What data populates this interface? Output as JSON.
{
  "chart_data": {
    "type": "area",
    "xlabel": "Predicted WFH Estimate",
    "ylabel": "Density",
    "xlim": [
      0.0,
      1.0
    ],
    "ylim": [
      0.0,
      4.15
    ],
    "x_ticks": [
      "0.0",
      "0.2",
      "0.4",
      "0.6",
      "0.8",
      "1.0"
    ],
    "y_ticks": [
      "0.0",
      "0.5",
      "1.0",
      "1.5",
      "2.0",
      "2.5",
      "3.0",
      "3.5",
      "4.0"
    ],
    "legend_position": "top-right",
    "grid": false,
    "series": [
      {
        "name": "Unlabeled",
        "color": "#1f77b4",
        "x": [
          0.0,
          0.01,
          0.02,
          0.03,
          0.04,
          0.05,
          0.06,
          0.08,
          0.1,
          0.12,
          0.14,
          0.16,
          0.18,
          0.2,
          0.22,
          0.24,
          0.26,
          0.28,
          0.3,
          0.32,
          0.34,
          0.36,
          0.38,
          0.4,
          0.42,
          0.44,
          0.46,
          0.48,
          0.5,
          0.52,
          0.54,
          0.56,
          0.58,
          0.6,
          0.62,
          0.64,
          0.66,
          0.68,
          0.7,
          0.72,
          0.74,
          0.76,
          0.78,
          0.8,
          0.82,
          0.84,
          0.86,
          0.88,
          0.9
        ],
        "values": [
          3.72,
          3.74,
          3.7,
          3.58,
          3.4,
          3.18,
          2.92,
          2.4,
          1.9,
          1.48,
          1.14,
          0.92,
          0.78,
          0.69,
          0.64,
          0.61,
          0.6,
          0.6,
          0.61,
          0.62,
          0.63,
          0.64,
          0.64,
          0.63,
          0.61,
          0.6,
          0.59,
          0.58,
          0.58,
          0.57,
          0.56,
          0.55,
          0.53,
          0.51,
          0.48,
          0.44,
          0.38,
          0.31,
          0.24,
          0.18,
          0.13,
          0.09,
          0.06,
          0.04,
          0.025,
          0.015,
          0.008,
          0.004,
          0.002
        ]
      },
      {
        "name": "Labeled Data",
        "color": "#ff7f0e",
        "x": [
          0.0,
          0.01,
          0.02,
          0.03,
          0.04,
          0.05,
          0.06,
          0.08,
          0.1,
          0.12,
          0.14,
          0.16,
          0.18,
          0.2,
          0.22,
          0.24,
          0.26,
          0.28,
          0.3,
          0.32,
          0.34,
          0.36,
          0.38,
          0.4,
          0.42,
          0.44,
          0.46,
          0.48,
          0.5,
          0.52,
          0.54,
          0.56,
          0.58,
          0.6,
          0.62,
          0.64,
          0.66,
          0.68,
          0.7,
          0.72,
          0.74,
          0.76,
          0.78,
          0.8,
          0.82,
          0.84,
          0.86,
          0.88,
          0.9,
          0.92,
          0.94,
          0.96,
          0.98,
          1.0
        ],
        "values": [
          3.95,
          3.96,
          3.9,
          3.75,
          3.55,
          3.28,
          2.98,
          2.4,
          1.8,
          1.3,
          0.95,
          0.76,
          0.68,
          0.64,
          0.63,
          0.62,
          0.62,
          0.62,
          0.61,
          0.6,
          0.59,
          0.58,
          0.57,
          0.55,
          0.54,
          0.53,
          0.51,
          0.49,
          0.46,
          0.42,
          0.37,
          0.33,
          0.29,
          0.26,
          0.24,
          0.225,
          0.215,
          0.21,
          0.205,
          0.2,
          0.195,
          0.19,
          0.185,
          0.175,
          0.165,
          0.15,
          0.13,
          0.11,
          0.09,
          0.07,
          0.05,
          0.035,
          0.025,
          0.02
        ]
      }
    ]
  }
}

- TASK TO COMPLETE -
Give back all the records exactly as they stand.

- OUTPUT -
What data populates this interface? Output as JSON.
{
  "chart_data": {
    "type": "area",
    "xlabel": "Predicted WFH Estimate",
    "ylabel": "Density",
    "xlim": [
      0.0,
      1.0
    ],
    "ylim": [
      0.0,
      4.15
    ],
    "x_ticks": [
      "0.0",
      "0.2",
      "0.4",
      "0.6",
      "0.8",
      "1.0"
    ],
    "y_ticks": [
      "0.0",
      "0.5",
      "1.0",
      "1.5",
      "2.0",
      "2.5",
      "3.0",
      "3.5",
      "4.0"
    ],
    "legend_position": "top-right",
    "grid": false,
    "series": [
      {
        "name": "Unlabeled",
        "color": "#1f77b4",
        "x": [
          0.0,
          0.01,
          0.02,
          0.03,
          0.04,
          0.05,
          0.06,
          0.08,
          0.1,
          0.12,
          0.14,
          0.16,
          0.18,
          0.2,
          0.22,
          0.24,
          0.26,
          0.28,
          0.3,
          0.32,
          0.34,
          0.36,
          0.38,
          0.4,
          0.42,
          0.44,
          0.46,
          0.48,
          0.5,
          0.52,
          0.54,
          0.56,
          0.58,
          0.6,
          0.62,
          0.64,
          0.66,
          0.68,
          0.7,
          0.72,
          0.74,
          0.76,
          0.78,
          0.8,
          0.82,
          0.84,
          0.86,
          0.88,
          0.9
        ],
        "values": [
          3.72,
          3.74,
          3.7,
          3.58,
          3.4,
          3.18,
          2.92,
          2.4,
          1.9,
          1.48,
          1.14,
          0.92,
          0.78,
          0.69,
          0.64,
          0.61,
          0.6,
          0.6,
          0.61,
          0.62,
          0.63,
          0.64,
          0.64,
          0.63,
          0.61,
          0.6,
          0.59,
          0.58,
          0.58,
          0.57,
          0.56,
          0.55,
          0.53,
          0.51,
          0.48,
          0.44,
          0.38,
          0.31,
          0.24,
          0.18,
          0.13,
          0.09,
          0.06,
          0.04,
          0.025,
          0.015,
          0.008,
          0.004,
          0.002
        ]
      },
      {
        "name": "Labeled Data",
        "color": "#ff7f0e",
        "x": [
          0.0,
          0.01,
          0.02,
          0.03,
          0.04,
          0.05,
          0.06,
          0.08,
          0.1,
          0.12,
          0.14,
          0.16,
          0.18,
          0.2,
          0.22,
          0.24,
          0.26,
          0.28,
          0.3,
          0.32,
          0.34,
          0.36,
          0.38,
          0.4,
          0.42,
          0.44,
          0.46,
          0.48,
          0.5,
          0.52,
          0.54,
          0.56,
          0.58,
          0.6,
          0.62,
          0.64,
          0.66,
          0.68,
          0.7,
          0.72,
          0.74,
          0.76,
          0.78,
          0.8,
          0.82,
          0.84,
          0.86,
          0.88,
          0.9,
          0.92,
          0.94,
          0.96,
          0.98,
          1.0
        ],
        "values": [
          3.95,
          3.96,
          3.9,
          3.75,
          3.55,
          3.28,
          2.98,
          2.4,
          1.8,
          1.3,
          0.95,
          0.76,
          0.68,
          0.64,
          0.63,
          0.62,
          0.62,
          0.62,
          0.61,
          0.6,
          0.59,
          0.58,
          0.57,
          0.55,
          0.54,
          0.53,
          0.51,
          0.49,
          0.46,
          0.42,
          0.37,
          0.33,
          0.29,
          0.26,
          0.24,
          0.225,
          0.215,
          0.21,
          0.205,
          0.2,
          0.195,
          0.19,
          0.185,
          0.175,
          0.165,
          0.15,
          0.13,
          0.11,
          0.09,
          0.07,
          0.05,
          0.035,
          0.025,
          0.02
        ]
      }
    ]
  }
}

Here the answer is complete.